(GIVEN RECORDS)
.....

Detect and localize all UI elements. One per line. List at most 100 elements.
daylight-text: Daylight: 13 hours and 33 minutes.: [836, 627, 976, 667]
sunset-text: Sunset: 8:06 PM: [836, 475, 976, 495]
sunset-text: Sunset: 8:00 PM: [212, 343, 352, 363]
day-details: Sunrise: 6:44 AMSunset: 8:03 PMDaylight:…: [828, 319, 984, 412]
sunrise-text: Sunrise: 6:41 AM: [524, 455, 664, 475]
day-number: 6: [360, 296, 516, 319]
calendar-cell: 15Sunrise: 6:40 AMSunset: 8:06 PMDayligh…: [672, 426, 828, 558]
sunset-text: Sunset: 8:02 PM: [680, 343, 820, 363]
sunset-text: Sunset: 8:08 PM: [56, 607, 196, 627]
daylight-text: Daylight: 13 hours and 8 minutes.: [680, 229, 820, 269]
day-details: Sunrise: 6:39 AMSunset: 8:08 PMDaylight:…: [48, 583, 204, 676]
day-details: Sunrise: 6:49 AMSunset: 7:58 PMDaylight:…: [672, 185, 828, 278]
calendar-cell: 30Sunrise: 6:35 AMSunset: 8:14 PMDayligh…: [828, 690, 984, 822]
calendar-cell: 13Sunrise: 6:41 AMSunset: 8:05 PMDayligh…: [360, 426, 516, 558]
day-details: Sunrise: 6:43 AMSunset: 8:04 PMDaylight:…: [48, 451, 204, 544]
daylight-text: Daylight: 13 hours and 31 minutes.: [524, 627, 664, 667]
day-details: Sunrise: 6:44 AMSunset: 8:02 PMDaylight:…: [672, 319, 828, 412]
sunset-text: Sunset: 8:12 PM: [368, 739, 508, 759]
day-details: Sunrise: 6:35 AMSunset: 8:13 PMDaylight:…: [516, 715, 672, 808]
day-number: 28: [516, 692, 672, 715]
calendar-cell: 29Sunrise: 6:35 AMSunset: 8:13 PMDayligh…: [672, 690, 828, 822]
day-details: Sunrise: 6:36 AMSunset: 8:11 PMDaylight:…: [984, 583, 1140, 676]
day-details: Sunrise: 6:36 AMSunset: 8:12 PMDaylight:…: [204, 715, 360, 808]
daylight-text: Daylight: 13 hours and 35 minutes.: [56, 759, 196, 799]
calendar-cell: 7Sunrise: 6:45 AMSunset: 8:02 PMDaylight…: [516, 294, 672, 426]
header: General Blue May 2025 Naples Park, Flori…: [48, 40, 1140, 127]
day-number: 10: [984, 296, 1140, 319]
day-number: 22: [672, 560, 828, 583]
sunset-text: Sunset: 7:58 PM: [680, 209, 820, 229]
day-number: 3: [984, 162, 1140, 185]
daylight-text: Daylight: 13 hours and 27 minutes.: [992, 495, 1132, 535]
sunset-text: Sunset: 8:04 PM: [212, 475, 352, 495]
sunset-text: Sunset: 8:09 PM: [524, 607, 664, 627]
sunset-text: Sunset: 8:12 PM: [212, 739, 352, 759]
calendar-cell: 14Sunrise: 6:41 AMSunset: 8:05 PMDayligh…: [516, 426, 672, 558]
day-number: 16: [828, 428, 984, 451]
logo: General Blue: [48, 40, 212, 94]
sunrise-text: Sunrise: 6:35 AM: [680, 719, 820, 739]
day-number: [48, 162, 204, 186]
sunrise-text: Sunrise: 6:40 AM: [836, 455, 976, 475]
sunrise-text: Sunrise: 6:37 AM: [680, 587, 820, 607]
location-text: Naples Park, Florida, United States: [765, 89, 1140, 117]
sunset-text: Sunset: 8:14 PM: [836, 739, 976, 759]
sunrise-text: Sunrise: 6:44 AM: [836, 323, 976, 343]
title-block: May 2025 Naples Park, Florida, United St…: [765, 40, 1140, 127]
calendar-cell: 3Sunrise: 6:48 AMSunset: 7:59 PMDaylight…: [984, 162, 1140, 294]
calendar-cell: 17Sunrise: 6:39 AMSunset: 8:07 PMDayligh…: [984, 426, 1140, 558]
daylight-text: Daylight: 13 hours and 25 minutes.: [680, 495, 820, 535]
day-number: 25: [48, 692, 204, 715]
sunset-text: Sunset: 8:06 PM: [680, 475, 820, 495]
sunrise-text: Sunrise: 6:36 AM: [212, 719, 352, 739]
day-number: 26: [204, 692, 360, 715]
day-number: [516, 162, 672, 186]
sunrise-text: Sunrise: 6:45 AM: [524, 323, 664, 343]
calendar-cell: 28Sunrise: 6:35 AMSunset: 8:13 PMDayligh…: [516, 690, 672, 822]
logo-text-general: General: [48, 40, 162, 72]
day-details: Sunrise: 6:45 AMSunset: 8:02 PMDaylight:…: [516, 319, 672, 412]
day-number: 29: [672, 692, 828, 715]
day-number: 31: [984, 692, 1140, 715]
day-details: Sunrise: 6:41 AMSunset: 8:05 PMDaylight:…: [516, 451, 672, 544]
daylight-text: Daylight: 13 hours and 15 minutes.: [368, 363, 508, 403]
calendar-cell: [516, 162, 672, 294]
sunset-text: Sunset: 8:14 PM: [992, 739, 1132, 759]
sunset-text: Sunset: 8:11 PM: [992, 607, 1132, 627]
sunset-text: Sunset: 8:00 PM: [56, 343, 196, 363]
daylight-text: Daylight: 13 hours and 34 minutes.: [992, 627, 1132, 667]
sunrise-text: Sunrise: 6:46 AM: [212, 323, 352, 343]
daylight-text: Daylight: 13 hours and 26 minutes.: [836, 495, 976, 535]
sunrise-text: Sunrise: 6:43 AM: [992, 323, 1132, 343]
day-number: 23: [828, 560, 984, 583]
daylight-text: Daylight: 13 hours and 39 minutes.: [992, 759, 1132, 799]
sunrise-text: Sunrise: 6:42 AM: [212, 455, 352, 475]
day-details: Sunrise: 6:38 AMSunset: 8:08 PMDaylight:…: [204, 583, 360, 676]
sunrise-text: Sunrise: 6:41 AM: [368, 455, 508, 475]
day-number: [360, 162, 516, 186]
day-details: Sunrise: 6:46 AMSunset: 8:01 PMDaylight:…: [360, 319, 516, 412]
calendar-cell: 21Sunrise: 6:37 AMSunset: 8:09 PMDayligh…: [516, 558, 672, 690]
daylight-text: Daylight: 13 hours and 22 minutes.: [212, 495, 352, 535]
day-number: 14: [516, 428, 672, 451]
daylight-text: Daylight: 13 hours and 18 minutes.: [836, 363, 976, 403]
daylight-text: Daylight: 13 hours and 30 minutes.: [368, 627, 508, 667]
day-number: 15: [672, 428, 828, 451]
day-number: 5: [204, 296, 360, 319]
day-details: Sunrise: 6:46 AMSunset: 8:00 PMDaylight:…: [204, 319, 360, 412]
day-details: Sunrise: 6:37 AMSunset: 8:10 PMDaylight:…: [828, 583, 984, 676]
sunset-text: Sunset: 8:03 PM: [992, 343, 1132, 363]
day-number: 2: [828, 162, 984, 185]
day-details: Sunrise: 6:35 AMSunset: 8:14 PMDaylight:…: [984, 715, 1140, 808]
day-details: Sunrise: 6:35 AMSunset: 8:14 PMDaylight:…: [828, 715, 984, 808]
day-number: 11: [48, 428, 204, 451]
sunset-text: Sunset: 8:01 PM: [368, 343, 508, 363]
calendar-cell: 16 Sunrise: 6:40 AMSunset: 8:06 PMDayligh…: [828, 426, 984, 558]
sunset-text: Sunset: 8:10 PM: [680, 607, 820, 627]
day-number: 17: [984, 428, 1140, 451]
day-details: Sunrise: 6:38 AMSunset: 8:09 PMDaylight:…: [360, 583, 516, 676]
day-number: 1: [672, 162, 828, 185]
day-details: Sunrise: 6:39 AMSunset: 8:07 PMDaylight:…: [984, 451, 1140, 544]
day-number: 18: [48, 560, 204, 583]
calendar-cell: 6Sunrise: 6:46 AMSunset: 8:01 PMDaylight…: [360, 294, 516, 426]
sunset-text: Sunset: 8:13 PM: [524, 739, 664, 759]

.....

(WHAT IS REQUIRED) Reproduce the listing word for word, starting at its first line and ending at the line that contains "sunset-text: Sunset: 8:00 PM: [212, 343, 352, 363]".

(CORRECT RESULT)
Detect and localize all UI elements. One per line. List at most 100 elements.
daylight-text: Daylight: 13 hours and 33 minutes.: [836, 627, 976, 667]
sunset-text: Sunset: 8:06 PM: [836, 475, 976, 495]
sunset-text: Sunset: 8:00 PM: [212, 343, 352, 363]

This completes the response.